Each record below must be returned exactly as shown.

[Collection entries]
□ □ □ □

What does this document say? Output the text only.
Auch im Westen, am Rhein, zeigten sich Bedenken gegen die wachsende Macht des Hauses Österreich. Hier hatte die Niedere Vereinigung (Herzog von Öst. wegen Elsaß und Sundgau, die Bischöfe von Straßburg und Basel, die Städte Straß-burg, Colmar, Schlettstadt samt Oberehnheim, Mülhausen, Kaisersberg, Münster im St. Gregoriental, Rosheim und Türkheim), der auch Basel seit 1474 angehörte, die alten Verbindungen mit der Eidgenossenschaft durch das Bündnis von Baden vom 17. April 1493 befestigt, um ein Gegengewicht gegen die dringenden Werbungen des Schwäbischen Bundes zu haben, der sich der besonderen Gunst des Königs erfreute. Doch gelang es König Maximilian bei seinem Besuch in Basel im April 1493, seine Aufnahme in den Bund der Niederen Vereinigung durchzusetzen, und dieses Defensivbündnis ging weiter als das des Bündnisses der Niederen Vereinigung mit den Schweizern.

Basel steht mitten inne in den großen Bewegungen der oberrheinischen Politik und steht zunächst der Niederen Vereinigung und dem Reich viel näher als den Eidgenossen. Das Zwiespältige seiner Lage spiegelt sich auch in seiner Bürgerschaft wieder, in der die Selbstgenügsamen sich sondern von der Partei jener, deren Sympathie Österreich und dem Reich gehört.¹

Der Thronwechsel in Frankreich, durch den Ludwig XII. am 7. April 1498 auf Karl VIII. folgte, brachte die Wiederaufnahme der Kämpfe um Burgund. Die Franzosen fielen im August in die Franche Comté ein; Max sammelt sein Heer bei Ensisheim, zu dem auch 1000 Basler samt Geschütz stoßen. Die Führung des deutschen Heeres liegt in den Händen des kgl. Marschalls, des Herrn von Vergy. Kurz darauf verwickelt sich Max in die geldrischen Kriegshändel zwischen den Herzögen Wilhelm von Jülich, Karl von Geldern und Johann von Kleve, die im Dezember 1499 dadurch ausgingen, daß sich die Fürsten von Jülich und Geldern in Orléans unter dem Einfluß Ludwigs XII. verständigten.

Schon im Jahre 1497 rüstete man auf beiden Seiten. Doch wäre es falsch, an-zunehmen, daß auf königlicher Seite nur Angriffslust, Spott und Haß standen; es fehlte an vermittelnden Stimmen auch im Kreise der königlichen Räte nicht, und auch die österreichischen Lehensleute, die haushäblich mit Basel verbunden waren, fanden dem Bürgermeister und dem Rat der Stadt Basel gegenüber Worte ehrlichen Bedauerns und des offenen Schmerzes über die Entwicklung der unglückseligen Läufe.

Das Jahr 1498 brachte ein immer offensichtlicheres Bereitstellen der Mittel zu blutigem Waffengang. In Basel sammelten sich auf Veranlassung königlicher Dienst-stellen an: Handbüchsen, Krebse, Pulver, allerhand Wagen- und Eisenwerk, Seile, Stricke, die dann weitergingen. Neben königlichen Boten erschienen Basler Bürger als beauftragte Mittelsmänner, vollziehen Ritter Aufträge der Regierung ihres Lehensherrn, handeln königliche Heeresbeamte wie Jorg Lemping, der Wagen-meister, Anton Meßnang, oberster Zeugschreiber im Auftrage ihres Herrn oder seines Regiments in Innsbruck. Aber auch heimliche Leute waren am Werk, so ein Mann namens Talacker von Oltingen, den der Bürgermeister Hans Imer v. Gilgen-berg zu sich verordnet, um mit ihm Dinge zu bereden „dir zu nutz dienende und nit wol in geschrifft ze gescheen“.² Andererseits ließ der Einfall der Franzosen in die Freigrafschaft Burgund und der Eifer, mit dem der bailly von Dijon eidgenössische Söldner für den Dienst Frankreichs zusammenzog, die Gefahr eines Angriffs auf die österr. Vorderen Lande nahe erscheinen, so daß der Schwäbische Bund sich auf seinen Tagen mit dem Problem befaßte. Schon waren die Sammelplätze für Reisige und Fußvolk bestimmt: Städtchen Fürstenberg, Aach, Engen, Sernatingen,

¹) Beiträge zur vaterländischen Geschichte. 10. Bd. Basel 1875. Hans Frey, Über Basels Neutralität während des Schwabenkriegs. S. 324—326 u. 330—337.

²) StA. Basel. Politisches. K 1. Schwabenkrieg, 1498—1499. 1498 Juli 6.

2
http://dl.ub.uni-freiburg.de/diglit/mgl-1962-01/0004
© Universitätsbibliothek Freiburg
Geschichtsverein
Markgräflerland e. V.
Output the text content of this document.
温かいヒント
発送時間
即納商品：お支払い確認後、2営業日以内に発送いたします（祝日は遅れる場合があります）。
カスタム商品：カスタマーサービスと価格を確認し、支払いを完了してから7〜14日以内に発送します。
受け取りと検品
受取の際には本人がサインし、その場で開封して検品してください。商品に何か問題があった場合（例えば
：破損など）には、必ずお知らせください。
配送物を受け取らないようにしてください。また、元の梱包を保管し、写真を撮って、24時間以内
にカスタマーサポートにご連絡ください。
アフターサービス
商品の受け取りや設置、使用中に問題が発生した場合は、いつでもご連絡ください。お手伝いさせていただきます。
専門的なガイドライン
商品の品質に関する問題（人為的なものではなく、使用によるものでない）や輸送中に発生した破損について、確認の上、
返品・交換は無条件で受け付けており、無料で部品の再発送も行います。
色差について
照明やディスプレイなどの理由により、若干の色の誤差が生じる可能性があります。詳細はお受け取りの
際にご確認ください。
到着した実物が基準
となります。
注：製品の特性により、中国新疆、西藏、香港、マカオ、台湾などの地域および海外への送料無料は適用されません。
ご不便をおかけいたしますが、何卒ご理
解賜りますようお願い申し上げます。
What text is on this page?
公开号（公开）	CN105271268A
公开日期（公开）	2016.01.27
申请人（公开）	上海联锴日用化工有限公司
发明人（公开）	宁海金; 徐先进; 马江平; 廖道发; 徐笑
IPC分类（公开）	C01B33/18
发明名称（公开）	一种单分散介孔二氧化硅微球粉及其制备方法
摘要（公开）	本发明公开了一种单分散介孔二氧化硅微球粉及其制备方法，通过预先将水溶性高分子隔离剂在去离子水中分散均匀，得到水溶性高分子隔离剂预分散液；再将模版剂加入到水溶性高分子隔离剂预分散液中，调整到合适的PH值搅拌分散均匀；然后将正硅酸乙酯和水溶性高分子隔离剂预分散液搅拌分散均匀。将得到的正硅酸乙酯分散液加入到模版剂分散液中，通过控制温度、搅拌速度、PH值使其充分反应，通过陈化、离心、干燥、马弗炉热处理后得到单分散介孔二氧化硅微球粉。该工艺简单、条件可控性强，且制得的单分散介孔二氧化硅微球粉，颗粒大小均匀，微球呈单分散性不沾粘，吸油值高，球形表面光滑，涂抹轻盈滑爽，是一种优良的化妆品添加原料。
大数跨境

□ □ □ □

Answer to the task
What does this document say? Output the text only.
Auch im Westen, am Rhein, zeigten sich Bedenken gegen die wachsende Macht des Hauses Österreich. Hier hatte die Niedere Vereinigung (Herzog von Öst. wegen Elsaß und Sundgau, die Bischöfe von Straßburg und Basel, die Städte Straß-burg, Colmar, Schlettstadt samt Oberehnheim, Mülhausen, Kaisersberg, Münster im St. Gregoriental, Rosheim und Türkheim), der auch Basel seit 1474 angehörte, die alten Verbindungen mit der Eidgenossenschaft durch das Bündnis von Baden vom 17. April 1493 befestigt, um ein Gegengewicht gegen die dringenden Werbungen des Schwäbischen Bundes zu haben, der sich der besonderen Gunst des Königs erfreute. Doch gelang es König Maximilian bei seinem Besuch in Basel im April 1493, seine Aufnahme in den Bund der Niederen Vereinigung durchzusetzen, und dieses Defensivbündnis ging weiter als das des Bündnisses der Niederen Vereinigung mit den Schweizern.

Basel steht mitten inne in den großen Bewegungen der oberrheinischen Politik und steht zunächst der Niederen Vereinigung und dem Reich viel näher als den Eidgenossen. Das Zwiespältige seiner Lage spiegelt sich auch in seiner Bürgerschaft wieder, in der die Selbstgenügsamen sich sondern von der Partei jener, deren Sympathie Österreich und dem Reich gehört.¹

Der Thronwechsel in Frankreich, durch den Ludwig XII. am 7. April 1498 auf Karl VIII. folgte, brachte die Wiederaufnahme der Kämpfe um Burgund. Die Franzosen fielen im August in die Franche Comté ein; Max sammelt sein Heer bei Ensisheim, zu dem auch 1000 Basler samt Geschütz stoßen. Die Führung des deutschen Heeres liegt in den Händen des kgl. Marschalls, des Herrn von Vergy. Kurz darauf verwickelt sich Max in die geldrischen Kriegshändel zwischen den Herzögen Wilhelm von Jülich, Karl von Geldern und Johann von Kleve, die im Dezember 1499 dadurch ausgingen, daß sich die Fürsten von Jülich und Geldern in Orléans unter dem Einfluß Ludwigs XII. verständigten.

Schon im Jahre 1497 rüstete man auf beiden Seiten. Doch wäre es falsch, an-zunehmen, daß auf königlicher Seite nur Angriffslust, Spott und Haß standen; es fehlte an vermittelnden Stimmen auch im Kreise der königlichen Räte nicht, und auch die österreichischen Lehensleute, die haushäblich mit Basel verbunden waren, fanden dem Bürgermeister und dem Rat der Stadt Basel gegenüber Worte ehrlichen Bedauerns und des offenen Schmerzes über die Entwicklung der unglückseligen Läufe.

Das Jahr 1498 brachte ein immer offensichtlicheres Bereitstellen der Mittel zu blutigem Waffengang. In Basel sammelten sich auf Veranlassung königlicher Dienst-stellen an: Handbüchsen, Krebse, Pulver, allerhand Wagen- und Eisenwerk, Seile, Stricke, die dann weitergingen. Neben königlichen Boten erschienen Basler Bürger als beauftragte Mittelsmänner, vollziehen Ritter Aufträge der Regierung ihres Lehensherrn, handeln königliche Heeresbeamte wie Jorg Lemping, der Wagen-meister, Anton Meßnang, oberster Zeugschreiber im Auftrage ihres Herrn oder seines Regiments in Innsbruck. Aber auch heimliche Leute waren am Werk, so ein Mann namens Talacker von Oltingen, den der Bürgermeister Hans Imer v. Gilgen-berg zu sich verordnet, um mit ihm Dinge zu bereden „dir zu nutz dienende und nit wol in geschrifft ze gescheen“.² Andererseits ließ der Einfall der Franzosen in die Freigrafschaft Burgund und der Eifer, mit dem der bailly von Dijon eidgenössische Söldner für den Dienst Frankreichs zusammenzog, die Gefahr eines Angriffs auf die österr. Vorderen Lande nahe erscheinen, so daß der Schwäbische Bund sich auf seinen Tagen mit dem Problem befaßte. Schon waren die Sammelplätze für Reisige und Fußvolk bestimmt: Städtchen Fürstenberg, Aach, Engen, Sernatingen,

¹) Beiträge zur vaterländischen Geschichte. 10. Bd. Basel 1875. Hans Frey, Über Basels Neutralität während des Schwabenkriegs. S. 324—326 u. 330—337.

²) StA. Basel. Politisches. K 1. Schwabenkrieg, 1498—1499. 1498 Juli 6.

2
http://dl.ub.uni-freiburg.de/diglit/mgl-1962-01/0004
© Universitätsbibliothek Freiburg
Geschichtsverein
Markgräflerland e. V.
Output the text content of this document.
温かいヒント
発送時間
即納商品：お支払い確認後、2営業日以内に発送いたします（祝日は遅れる場合があります）。
カスタム商品：カスタマーサービスと価格を確認し、支払いを完了してから7〜14日以内に発送します。
受け取りと検品
受取の際には本人がサインし、その場で開封して検品してください。商品に何か問題があった場合（例えば
：破損など）には、必ずお知らせください。
配送物を受け取らないようにしてください。また、元の梱包を保管し、写真を撮って、24時間以内
にカスタマーサポートにご連絡ください。
アフターサービス
商品の受け取りや設置、使用中に問題が発生した場合は、いつでもご連絡ください。お手伝いさせていただきます。
専門的なガイドライン
商品の品質に関する問題（人為的なものではなく、使用によるものでない）や輸送中に発生した破損について、確認の上、
返品・交換は無条件で受け付けており、無料で部品の再発送も行います。
色差について
照明やディスプレイなどの理由により、若干の色の誤差が生じる可能性があります。詳細はお受け取りの
際にご確認ください。
到着した実物が基準
となります。
注：製品の特性により、中国新疆、西藏、香港、マカオ、台湾などの地域および海外への送料無料は適用されません。
ご不便をおかけいたしますが、何卒ご理
解賜りますようお願い申し上げます。
What text is on this page?
公开号（公开）	CN105271268A
公开日期（公开）	2016.01.27
申请人（公开）	上海联锴日用化工有限公司
发明人（公开）	宁海金; 徐先进; 马江平; 廖道发; 徐笑
IPC分类（公开）	C01B33/18
发明名称（公开）	一种单分散介孔二氧化硅微球粉及其制备方法
摘要（公开）	本发明公开了一种单分散介孔二氧化硅微球粉及其制备方法，通过预先将水溶性高分子隔离剂在去离子水中分散均匀，得到水溶性高分子隔离剂预分散液；再将模版剂加入到水溶性高分子隔离剂预分散液中，调整到合适的PH值搅拌分散均匀；然后将正硅酸乙酯和水溶性高分子隔离剂预分散液搅拌分散均匀。将得到的正硅酸乙酯分散液加入到模版剂分散液中，通过控制温度、搅拌速度、PH值使其充分反应，通过陈化、离心、干燥、马弗炉热处理后得到单分散介孔二氧化硅微球粉。该工艺简单、条件可控性强，且制得的单分散介孔二氧化硅微球粉，颗粒大小均匀，微球呈单分散性不沾粘，吸油值高，球形表面光滑，涂抹轻盈滑爽，是一种优良的化妆品添加原料。
大数跨境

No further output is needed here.